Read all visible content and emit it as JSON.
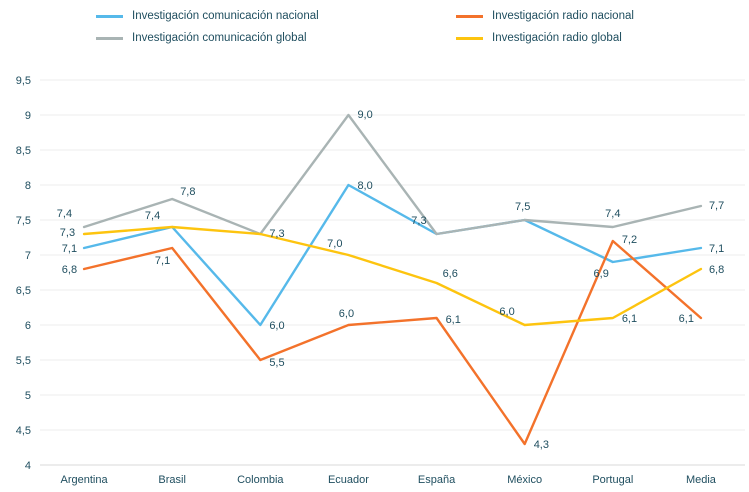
{
  "chart_data": {
    "type": "line",
    "title": "",
    "categories": [
      "Argentina",
      "Brasil",
      "Colombia",
      "Ecuador",
      "España",
      "México",
      "Portugal",
      "Media"
    ],
    "y_axis": {
      "min": 4,
      "max": 9.5,
      "step": 0.5,
      "tick_labels": [
        "4",
        "4,5",
        "5",
        "5,5",
        "6",
        "6,5",
        "7",
        "7,5",
        "8",
        "8,5",
        "9",
        "9,5"
      ]
    },
    "grid": true,
    "grid_color": "#ededed",
    "axis_color": "#d8d8d8",
    "text_color": "#1f4e5f",
    "legend_position": "top",
    "draw_order": [
      0,
      2,
      1,
      3
    ],
    "series": [
      {
        "name": "Investigación comunicación nacional",
        "color": "#56b9ea",
        "values": [
          7.1,
          7.4,
          6.0,
          8.0,
          7.3,
          7.5,
          6.9,
          7.1
        ],
        "labels": [
          {
            "i": 0,
            "text": "7,1",
            "dx": -7,
            "dy": 4,
            "anchor": "end"
          },
          {
            "i": 1,
            "text": "7,4",
            "dx": -12,
            "dy": -8,
            "anchor": "end"
          },
          {
            "i": 2,
            "text": "6,0",
            "dx": 9,
            "dy": 4,
            "anchor": "start"
          },
          {
            "i": 3,
            "text": "8,0",
            "dx": 9,
            "dy": 4,
            "anchor": "start"
          },
          {
            "i": 6,
            "text": "6,9",
            "dx": -4,
            "dy": 15,
            "anchor": "end"
          },
          {
            "i": 7,
            "text": "7,1",
            "dx": 8,
            "dy": 4,
            "anchor": "start"
          }
        ]
      },
      {
        "name": "Investigación radio nacional",
        "color": "#f3722b",
        "values": [
          6.8,
          7.1,
          5.5,
          6.0,
          6.1,
          4.3,
          7.2,
          6.1
        ],
        "labels": [
          {
            "i": 0,
            "text": "6,8",
            "dx": -7,
            "dy": 4,
            "anchor": "end"
          },
          {
            "i": 1,
            "text": "7,1",
            "dx": -2,
            "dy": 16,
            "anchor": "end"
          },
          {
            "i": 2,
            "text": "5,5",
            "dx": 9,
            "dy": 6,
            "anchor": "start"
          },
          {
            "i": 3,
            "text": "6,0",
            "dx": -2,
            "dy": -8,
            "anchor": "middle"
          },
          {
            "i": 4,
            "text": "6,1",
            "dx": 9,
            "dy": 5,
            "anchor": "start"
          },
          {
            "i": 5,
            "text": "4,3",
            "dx": 9,
            "dy": 4,
            "anchor": "start"
          },
          {
            "i": 6,
            "text": "7,2",
            "dx": 9,
            "dy": 2,
            "anchor": "start"
          },
          {
            "i": 7,
            "text": "6,1",
            "dx": -7,
            "dy": 4,
            "anchor": "end"
          }
        ]
      },
      {
        "name": "Investigación comunicación global",
        "color": "#a9b4b4",
        "values": [
          7.4,
          7.8,
          7.3,
          9.0,
          7.3,
          7.5,
          7.4,
          7.7
        ],
        "labels": [
          {
            "i": 0,
            "text": "7,4",
            "dx": -12,
            "dy": -10,
            "anchor": "end"
          },
          {
            "i": 1,
            "text": "7,8",
            "dx": 8,
            "dy": -4,
            "anchor": "start"
          },
          {
            "i": 2,
            "text": "7,3",
            "dx": 9,
            "dy": 3,
            "anchor": "start"
          },
          {
            "i": 3,
            "text": "9,0",
            "dx": 9,
            "dy": 3,
            "anchor": "start"
          },
          {
            "i": 4,
            "text": "7,3",
            "dx": -10,
            "dy": -10,
            "anchor": "end"
          },
          {
            "i": 5,
            "text": "7,5",
            "dx": -2,
            "dy": -10,
            "anchor": "middle"
          },
          {
            "i": 6,
            "text": "7,4",
            "dx": 0,
            "dy": -10,
            "anchor": "middle"
          },
          {
            "i": 7,
            "text": "7,7",
            "dx": 8,
            "dy": 3,
            "anchor": "start"
          }
        ]
      },
      {
        "name": "Investigación radio global",
        "color": "#fdc40f",
        "values": [
          7.3,
          7.4,
          7.3,
          7.0,
          6.6,
          6.0,
          6.1,
          6.8
        ],
        "labels": [
          {
            "i": 0,
            "text": "7,3",
            "dx": -9,
            "dy": 2,
            "anchor": "end"
          },
          {
            "i": 3,
            "text": "7,0",
            "dx": -6,
            "dy": -8,
            "anchor": "end"
          },
          {
            "i": 4,
            "text": "6,6",
            "dx": 6,
            "dy": -6,
            "anchor": "start"
          },
          {
            "i": 5,
            "text": "6,0",
            "dx": -10,
            "dy": -10,
            "anchor": "end"
          },
          {
            "i": 6,
            "text": "6,1",
            "dx": 9,
            "dy": 4,
            "anchor": "start"
          },
          {
            "i": 7,
            "text": "6,8",
            "dx": 8,
            "dy": 4,
            "anchor": "start"
          }
        ]
      }
    ]
  }
}
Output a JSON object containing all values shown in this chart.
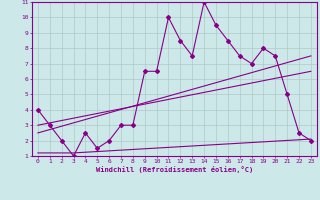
{
  "xlabel": "Windchill (Refroidissement éolien,°C)",
  "background_color": "#cce8e8",
  "grid_color": "#b0c8c8",
  "line_color": "#880088",
  "xlim": [
    -0.5,
    23.5
  ],
  "ylim": [
    1,
    11
  ],
  "xticks": [
    0,
    1,
    2,
    3,
    4,
    5,
    6,
    7,
    8,
    9,
    10,
    11,
    12,
    13,
    14,
    15,
    16,
    17,
    18,
    19,
    20,
    21,
    22,
    23
  ],
  "yticks": [
    1,
    2,
    3,
    4,
    5,
    6,
    7,
    8,
    9,
    10,
    11
  ],
  "series1_x": [
    0,
    1,
    2,
    3,
    4,
    5,
    6,
    7,
    8,
    9,
    10,
    11,
    12,
    13,
    14,
    15,
    16,
    17,
    18,
    19,
    20,
    21,
    22,
    23
  ],
  "series1_y": [
    4.0,
    3.0,
    2.0,
    1.0,
    2.5,
    1.5,
    2.0,
    3.0,
    3.0,
    6.5,
    6.5,
    10.0,
    8.5,
    7.5,
    11.0,
    9.5,
    8.5,
    7.5,
    7.0,
    8.0,
    7.5,
    5.0,
    2.5,
    2.0
  ],
  "series2_x": [
    0,
    23
  ],
  "series2_y": [
    2.5,
    7.5
  ],
  "series3_x": [
    0,
    23
  ],
  "series3_y": [
    3.0,
    6.5
  ],
  "series4_x": [
    0,
    3,
    23
  ],
  "series4_y": [
    1.2,
    1.2,
    2.1
  ]
}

= = =

» **WHAT YOU NEED TO DO**
Beginning with the line that holds "Output a JSON" and ending with the last line of the material above, extract every line exactly, pictures excluded.

» **RESULT FOR THIS EXERCISE**
Output a JSON object containing all values shown in this chart.
{
  "xlabel": "Windchill (Refroidissement éolien,°C)",
  "background_color": "#cce8e8",
  "grid_color": "#b0c8c8",
  "line_color": "#880088",
  "xlim": [
    -0.5,
    23.5
  ],
  "ylim": [
    1,
    11
  ],
  "xticks": [
    0,
    1,
    2,
    3,
    4,
    5,
    6,
    7,
    8,
    9,
    10,
    11,
    12,
    13,
    14,
    15,
    16,
    17,
    18,
    19,
    20,
    21,
    22,
    23
  ],
  "yticks": [
    1,
    2,
    3,
    4,
    5,
    6,
    7,
    8,
    9,
    10,
    11
  ],
  "series1_x": [
    0,
    1,
    2,
    3,
    4,
    5,
    6,
    7,
    8,
    9,
    10,
    11,
    12,
    13,
    14,
    15,
    16,
    17,
    18,
    19,
    20,
    21,
    22,
    23
  ],
  "series1_y": [
    4.0,
    3.0,
    2.0,
    1.0,
    2.5,
    1.5,
    2.0,
    3.0,
    3.0,
    6.5,
    6.5,
    10.0,
    8.5,
    7.5,
    11.0,
    9.5,
    8.5,
    7.5,
    7.0,
    8.0,
    7.5,
    5.0,
    2.5,
    2.0
  ],
  "series2_x": [
    0,
    23
  ],
  "series2_y": [
    2.5,
    7.5
  ],
  "series3_x": [
    0,
    23
  ],
  "series3_y": [
    3.0,
    6.5
  ],
  "series4_x": [
    0,
    3,
    23
  ],
  "series4_y": [
    1.2,
    1.2,
    2.1
  ]
}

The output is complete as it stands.